▶ **Requirement**
Scan the material below for the string "お弁当なし", and copy every line where it shows up.

▶ **Extracted data**
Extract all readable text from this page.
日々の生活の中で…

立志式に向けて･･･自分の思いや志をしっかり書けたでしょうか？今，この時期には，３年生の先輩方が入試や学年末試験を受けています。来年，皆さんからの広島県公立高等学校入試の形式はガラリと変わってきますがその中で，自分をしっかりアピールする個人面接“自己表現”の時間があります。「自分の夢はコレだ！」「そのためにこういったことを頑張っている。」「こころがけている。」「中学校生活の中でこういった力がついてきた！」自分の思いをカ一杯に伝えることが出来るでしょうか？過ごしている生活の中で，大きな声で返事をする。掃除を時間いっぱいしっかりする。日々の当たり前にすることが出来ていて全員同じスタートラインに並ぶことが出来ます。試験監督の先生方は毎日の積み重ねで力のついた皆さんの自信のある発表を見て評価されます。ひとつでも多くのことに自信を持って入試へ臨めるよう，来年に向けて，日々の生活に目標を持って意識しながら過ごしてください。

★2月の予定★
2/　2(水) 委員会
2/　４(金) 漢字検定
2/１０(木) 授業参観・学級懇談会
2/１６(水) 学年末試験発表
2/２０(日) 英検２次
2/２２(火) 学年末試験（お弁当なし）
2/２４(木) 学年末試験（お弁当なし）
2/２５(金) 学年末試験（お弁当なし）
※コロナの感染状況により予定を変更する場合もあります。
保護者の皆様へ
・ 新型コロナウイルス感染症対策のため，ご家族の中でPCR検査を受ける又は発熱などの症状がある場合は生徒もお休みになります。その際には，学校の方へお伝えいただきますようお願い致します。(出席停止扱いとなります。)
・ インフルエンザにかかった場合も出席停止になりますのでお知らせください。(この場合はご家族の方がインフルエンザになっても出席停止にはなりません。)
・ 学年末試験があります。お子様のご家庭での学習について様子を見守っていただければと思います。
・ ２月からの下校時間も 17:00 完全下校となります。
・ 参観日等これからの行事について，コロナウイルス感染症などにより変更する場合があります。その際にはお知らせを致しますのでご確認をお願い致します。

▶ **Problem solution**
2/２２(火) 学年末試験（お弁当なし）
2/２４(木) 学年末試験（お弁当なし）
2/２５(金) 学年末試験（お弁当なし）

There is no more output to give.